Dataset entries

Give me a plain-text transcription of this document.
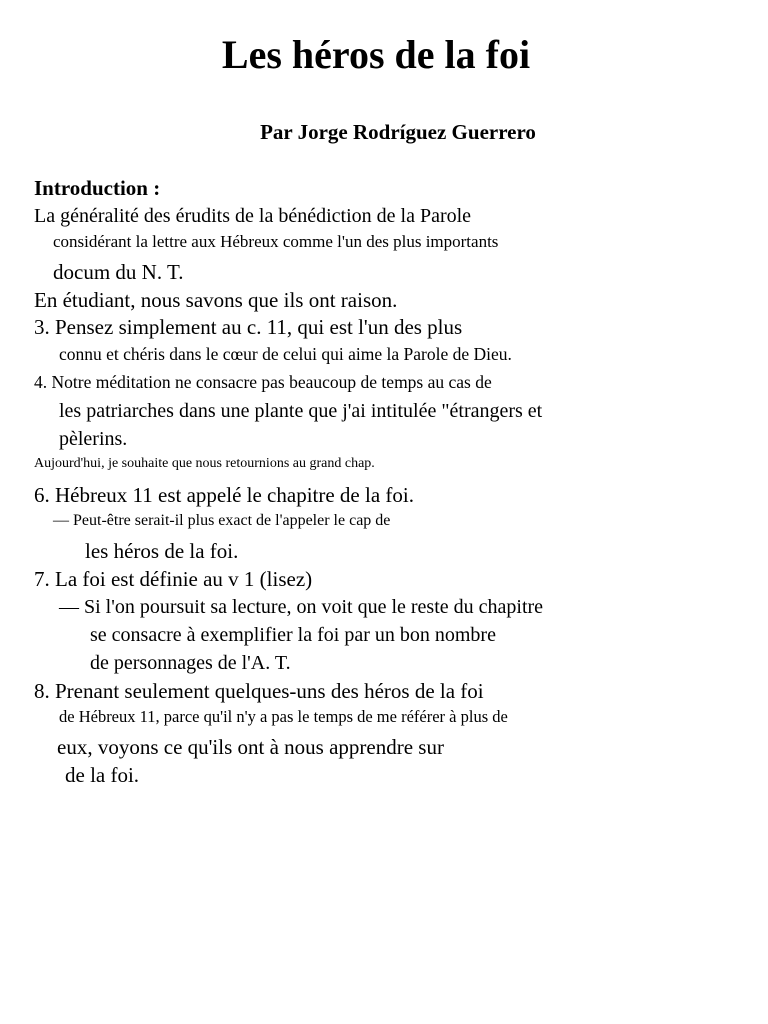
Les héros de la foi
Par Jorge Rodríguez Guerrero

Introduction :

La généralité des érudits de la bénédiction de la Parole

considérant la lettre aux Hébreux comme l'un des plus importants

docum du N. T.

En étudiant, nous savons que ils ont raison.

3. Pensez simplement au c. 11, qui est l'un des plus

connu et chéris dans le cœur de celui qui aime la Parole de Dieu.

4. Notre méditation ne consacre pas beaucoup de temps au cas de

les patriarches dans une plante que j'ai intitulée "étrangers et

pèlerins.

Aujourd'hui, je souhaite que nous retournions au grand chap.

6. Hébreux 11 est appelé le chapitre de la foi.

— Peut-être serait-il plus exact de l'appeler le cap de

les héros de la foi.

7. La foi est définie au v 1 (lisez)

— Si l'on poursuit sa lecture, on voit que le reste du chapitre

se consacre à exemplifier la foi par un bon nombre

de personnages de l'A. T.

8. Prenant seulement quelques-uns des héros de la foi

de Hébreux 11, parce qu'il n'y a pas le temps de me référer à plus de

eux, voyons ce qu'ils ont à nous apprendre sur

de la foi.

#### TASK INSTRUCTIONS
Tally up the lines holding the word "nous" in the data above, and answer with that figure only.

#### EXPECTED OUTPUT
3